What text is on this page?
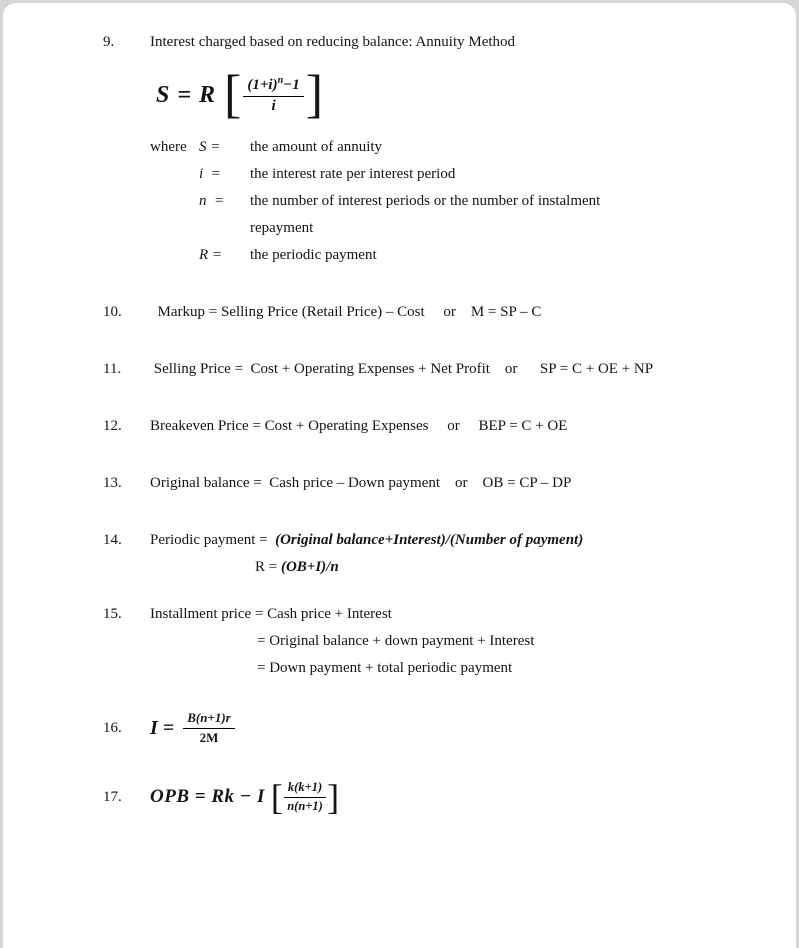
9.	Interest charged based on reducing balance: Annuity Method
S = R [ $\frac{(1+i)^n-1}{i}$ ]
where S =	the amount of annuity
i  =	the interest rate per interest period
n  =	the number of interest periods or the number of instalment
repayment
R =	the periodic payment
10.	Markup = Selling Price (Retail Price) – Cost     or    M = SP – C
11.	Selling Price =  Cost + Operating Expenses + Net Profit    or      SP = C + OE + NP
12.	Breakeven Price = Cost + Operating Expenses     or     BEP = C + OE
13.	Original balance =  Cash price – Down payment    or    OB = CP – DP
14.	Periodic payment =  (Original balance+Interest)/(Number of payment)
R = (OB+I)/n
15.	Installment price = Cash price + Interest
= Original balance + down payment + Interest
= Down payment + total periodic payment
16.	$I = \frac{B(n+1)r}{2M}$
17.	OPB = Rk − I [ $\frac{k(k+1)}{n(n+1)}$ ]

Aim of the task
Exclude the pictures and repeat every other part of the records word for word.

Exercise solution
What text is on this page?
9.	Interest charged based on reducing balance: Annuity Method
S = R [ $\frac{(1+i)^n-1}{i}$ ]
where S =	the amount of annuity
i  =	the interest rate per interest period
n  =	the number of interest periods or the number of instalment
repayment
R =	the periodic payment
10.	Markup = Selling Price (Retail Price) – Cost     or    M = SP – C
11.	Selling Price =  Cost + Operating Expenses + Net Profit    or      SP = C + OE + NP
12.	Breakeven Price = Cost + Operating Expenses     or     BEP = C + OE
13.	Original balance =  Cash price – Down payment    or    OB = CP – DP
14.	Periodic payment =  (Original balance+Interest)/(Number of payment)
R = (OB+I)/n
15.	Installment price = Cash price + Interest
= Original balance + down payment + Interest
= Down payment + total periodic payment
16.	$I = \frac{B(n+1)r}{2M}$
17.	OPB = Rk − I [ $\frac{k(k+1)}{n(n+1)}$ ]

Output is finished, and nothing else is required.